** start of MATERIAL FOR THE TASK **
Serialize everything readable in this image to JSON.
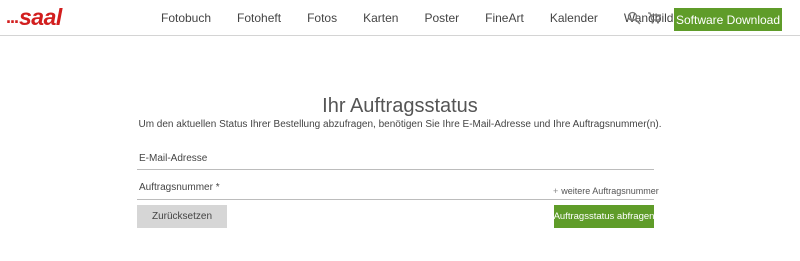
{
  "header": {
    "logo_dots": "...",
    "logo_text": "saal",
    "nav": [
      "Fotobuch",
      "Fotoheft",
      "Fotos",
      "Karten",
      "Poster",
      "FineArt",
      "Kalender",
      "Wandbilder"
    ],
    "download_label": "Software Download"
  },
  "form": {
    "title": "Ihr Auftragsstatus",
    "subtitle": "Um den aktuellen Status Ihrer Bestellung abzufragen, benötigen Sie Ihre E-Mail-Adresse und Ihre Auftragsnummer(n).",
    "email_label": "E-Mail-Adresse",
    "email_value": "",
    "order_label": "Auftragsnummer *",
    "order_value": "",
    "more_link": "weitere Auftragsnummer",
    "more_link_icon": "+",
    "reset_label": "Zurücksetzen",
    "submit_label": "Auftragsstatus abfragen"
  },
  "colors": {
    "brand_red": "#d21e1e",
    "accent_green": "#5f9c29",
    "reset_gray": "#d6d6d6"
  },
  "icons": [
    "search-icon",
    "cart-icon"
  ]
}
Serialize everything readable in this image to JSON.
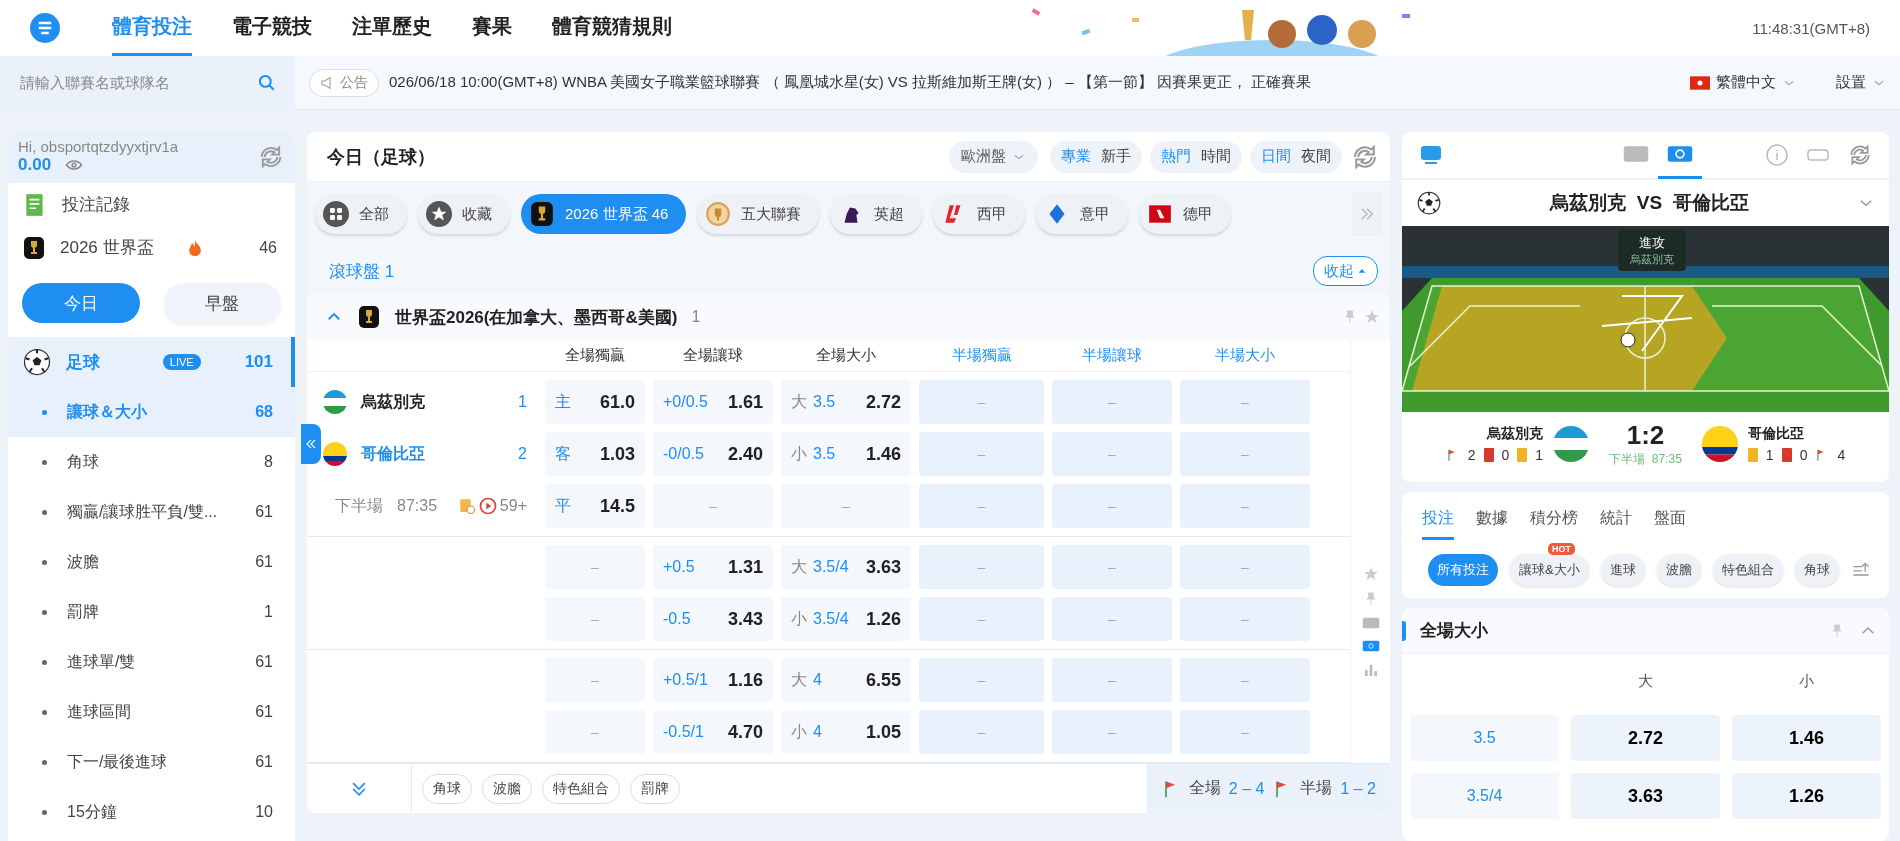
{
  "header": {
    "nav": [
      {
        "label": "體育投注",
        "selected": true
      },
      {
        "label": "電子競技",
        "selected": false
      },
      {
        "label": "注單歷史",
        "selected": false
      },
      {
        "label": "賽果",
        "selected": false
      },
      {
        "label": "體育競猜規則",
        "selected": false
      }
    ],
    "time": "11:48:31(GMT+8)"
  },
  "search": {
    "placeholder": "請輸入聯賽名或球隊名"
  },
  "announcement": {
    "label": "公告",
    "text": "026/06/18 10:00(GMT+8) WNBA 美國女子職業籃球聯賽 （ 鳳凰城水星(女) VS 拉斯維加斯王牌(女) ） – 【第一節】 因賽果更正， 正確賽果"
  },
  "language": "繁體中文",
  "settings": "設置",
  "account": {
    "greeting": "Hi, obsportqtzdyyxtjrv1a",
    "balance": "0.00"
  },
  "shortcuts": [
    {
      "kind": "records",
      "label": "投注記錄"
    },
    {
      "kind": "worldcup",
      "label": "2026 世界盃",
      "count": "46",
      "hot": true
    }
  ],
  "period_tabs": [
    {
      "label": "今日",
      "selected": true
    },
    {
      "label": "早盤",
      "selected": false
    }
  ],
  "sport": {
    "name": "足球",
    "badge": "LIVE",
    "count": "101"
  },
  "markets": [
    {
      "label": "讓球＆大小",
      "count": "68",
      "selected": true
    },
    {
      "label": "角球",
      "count": "8",
      "selected": false
    },
    {
      "label": "獨贏/讓球胜平負/雙...",
      "count": "61",
      "selected": false
    },
    {
      "label": "波膽",
      "count": "61",
      "selected": false
    },
    {
      "label": "罰牌",
      "count": "1",
      "selected": false
    },
    {
      "label": "進球單/雙",
      "count": "61",
      "selected": false
    },
    {
      "label": "進球區間",
      "count": "61",
      "selected": false
    },
    {
      "label": "下一/最後進球",
      "count": "61",
      "selected": false
    },
    {
      "label": "15分鐘",
      "count": "10",
      "selected": false
    }
  ],
  "main": {
    "title": "今日（足球）",
    "odds_type": "歐洲盤",
    "toggles": [
      [
        {
          "label": "專業",
          "selected": true
        },
        {
          "label": "新手",
          "selected": false
        }
      ],
      [
        {
          "label": "熱門",
          "selected": true
        },
        {
          "label": "時間",
          "selected": false
        }
      ],
      [
        {
          "label": "日間",
          "selected": true
        },
        {
          "label": "夜間",
          "selected": false
        }
      ]
    ],
    "league_tabs": [
      {
        "kind": "all",
        "label": "全部",
        "selected": false
      },
      {
        "kind": "favorites",
        "label": "收藏",
        "selected": false
      },
      {
        "kind": "worldcup",
        "label": "2026 世界盃 46",
        "selected": true
      },
      {
        "kind": "top5",
        "label": "五大聯賽",
        "selected": false
      },
      {
        "kind": "epl",
        "label": "英超",
        "selected": false
      },
      {
        "kind": "laliga",
        "label": "西甲",
        "selected": false
      },
      {
        "kind": "seriea",
        "label": "意甲",
        "selected": false
      },
      {
        "kind": "bundesliga",
        "label": "德甲",
        "selected": false
      }
    ],
    "live_section": {
      "label": "滾球盤 1",
      "collapse": "收起"
    },
    "league": {
      "name": "世界盃2026(在加拿大、墨西哥&美國)",
      "count": "1"
    },
    "columns": [
      {
        "label": "全場獨贏",
        "half": false
      },
      {
        "label": "全場讓球",
        "half": false
      },
      {
        "label": "全場大小",
        "half": false
      },
      {
        "label": "半場獨贏",
        "half": true
      },
      {
        "label": "半場讓球",
        "half": true
      },
      {
        "label": "半場大小",
        "half": true
      }
    ],
    "match": {
      "teams": [
        {
          "kind": "uzbekistan",
          "name": "烏茲別克",
          "score": "1",
          "leading": false
        },
        {
          "kind": "colombia",
          "name": "哥倫比亞",
          "score": "2",
          "leading": true
        }
      ],
      "period": "下半場",
      "clock": "87:35",
      "more": "59+"
    },
    "groups": [
      [
        [
          {
            "kind": "result",
            "prefix": "主",
            "odds": "61.0"
          },
          {
            "kind": "handicap",
            "line": "+0/0.5",
            "odds": "1.61"
          },
          {
            "kind": "total",
            "prefix": "大",
            "line": "3.5",
            "odds": "2.72"
          },
          {
            "kind": "empty",
            "dash": "–"
          },
          {
            "kind": "empty",
            "dash": "–"
          },
          {
            "kind": "empty",
            "dash": "–"
          }
        ],
        [
          {
            "kind": "result",
            "prefix": "客",
            "odds": "1.03"
          },
          {
            "kind": "handicap",
            "line": "-0/0.5",
            "odds": "2.40"
          },
          {
            "kind": "total",
            "prefix": "小",
            "line": "3.5",
            "odds": "1.46"
          },
          {
            "kind": "empty",
            "dash": "–"
          },
          {
            "kind": "empty",
            "dash": "–"
          },
          {
            "kind": "empty",
            "dash": "–"
          }
        ],
        [
          {
            "kind": "result",
            "prefix": "平",
            "odds": "14.5"
          },
          {
            "kind": "empty",
            "dash": "–"
          },
          {
            "kind": "empty",
            "dash": "–"
          },
          {
            "kind": "empty",
            "dash": "–"
          },
          {
            "kind": "empty",
            "dash": "–"
          },
          {
            "kind": "empty",
            "dash": "–"
          }
        ]
      ],
      [
        [
          {
            "kind": "empty",
            "dash": "–"
          },
          {
            "kind": "handicap",
            "line": "+0.5",
            "odds": "1.31"
          },
          {
            "kind": "total",
            "prefix": "大",
            "line": "3.5/4",
            "odds": "3.63"
          },
          {
            "kind": "empty",
            "dash": "–"
          },
          {
            "kind": "empty",
            "dash": "–"
          },
          {
            "kind": "empty",
            "dash": "–"
          }
        ],
        [
          {
            "kind": "empty",
            "dash": "–"
          },
          {
            "kind": "handicap",
            "line": "-0.5",
            "odds": "3.43"
          },
          {
            "kind": "total",
            "prefix": "小",
            "line": "3.5/4",
            "odds": "1.26"
          },
          {
            "kind": "empty",
            "dash": "–"
          },
          {
            "kind": "empty",
            "dash": "–"
          },
          {
            "kind": "empty",
            "dash": "–"
          }
        ]
      ],
      [
        [
          {
            "kind": "empty",
            "dash": "–"
          },
          {
            "kind": "handicap",
            "line": "+0.5/1",
            "odds": "1.16"
          },
          {
            "kind": "total",
            "prefix": "大",
            "line": "4",
            "odds": "6.55"
          },
          {
            "kind": "empty",
            "dash": "–"
          },
          {
            "kind": "empty",
            "dash": "–"
          },
          {
            "kind": "empty",
            "dash": "–"
          }
        ],
        [
          {
            "kind": "empty",
            "dash": "–"
          },
          {
            "kind": "handicap",
            "line": "-0.5/1",
            "odds": "4.70"
          },
          {
            "kind": "total",
            "prefix": "小",
            "line": "4",
            "odds": "1.05"
          },
          {
            "kind": "empty",
            "dash": "–"
          },
          {
            "kind": "empty",
            "dash": "–"
          },
          {
            "kind": "empty",
            "dash": "–"
          }
        ]
      ]
    ],
    "extra_tags": [
      "角球",
      "波膽",
      "特色組合",
      "罰牌"
    ],
    "corners": [
      {
        "label": "全場",
        "value": "2 – 4"
      },
      {
        "label": "半場",
        "value": "1 – 2"
      }
    ]
  },
  "tracker": {
    "view_tabs": [
      {
        "kind": "scoreboard",
        "selected": false
      },
      {
        "kind": "pitch",
        "selected": true
      }
    ],
    "title": "烏茲別克  VS  哥倫比亞",
    "event": "進攻",
    "event_team": "烏茲別克",
    "score": "1:2",
    "period": "下半場",
    "clock": "87:35",
    "teams": [
      {
        "kind": "uzbekistan",
        "name": "烏茲別克",
        "stats": [
          {
            "kind": "corners",
            "value": "2"
          },
          {
            "kind": "red",
            "value": "0"
          },
          {
            "kind": "yellow",
            "value": "1"
          }
        ]
      },
      {
        "kind": "colombia",
        "name": "哥倫比亞",
        "stats": [
          {
            "kind": "yellow",
            "value": "1"
          },
          {
            "kind": "red",
            "value": "0"
          },
          {
            "kind": "corners",
            "value": "4"
          }
        ]
      }
    ],
    "tabs": [
      {
        "label": "投注",
        "selected": true
      },
      {
        "label": "數據",
        "selected": false
      },
      {
        "label": "積分榜",
        "selected": false
      },
      {
        "label": "統計",
        "selected": false
      },
      {
        "label": "盤面",
        "selected": false
      }
    ],
    "chips": [
      {
        "label": "所有投注",
        "selected": true
      },
      {
        "label": "讓球&大小",
        "selected": false,
        "badge": "HOT"
      },
      {
        "label": "進球",
        "selected": false
      },
      {
        "label": "波膽",
        "selected": false
      },
      {
        "label": "特色組合",
        "selected": false
      },
      {
        "label": "角球",
        "selected": false
      }
    ],
    "market": {
      "title": "全場大小",
      "columns": [
        "大",
        "小"
      ],
      "rows": [
        {
          "line": "3.5",
          "over": "2.72",
          "under": "1.46"
        },
        {
          "line": "3.5/4",
          "over": "3.63",
          "under": "1.26"
        }
      ]
    }
  }
}
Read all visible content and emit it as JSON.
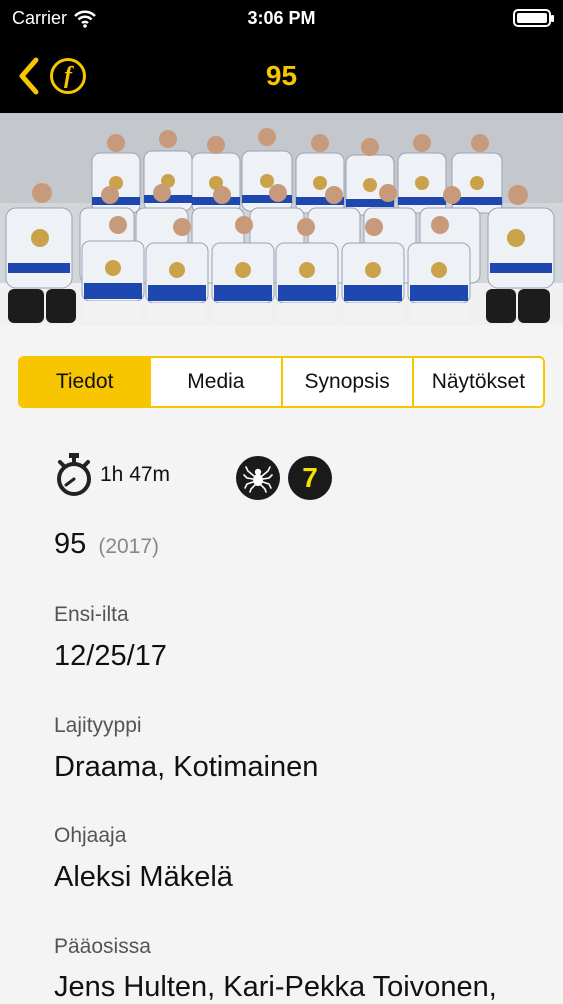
** end of MATERIAL FOR THE TASK **
— TASK STATEMENT —
Pull out every line above that holds the word "Adresse".

— EXPECTED OUTPUT —
    "subtitle": "Um den aktuellen Status Ihrer Bestellung abzufragen, benötigen Sie Ihre E-Mail-Adresse und Ihre Auftragsnummer(n).",
    "email_label": "E-Mail-Adresse",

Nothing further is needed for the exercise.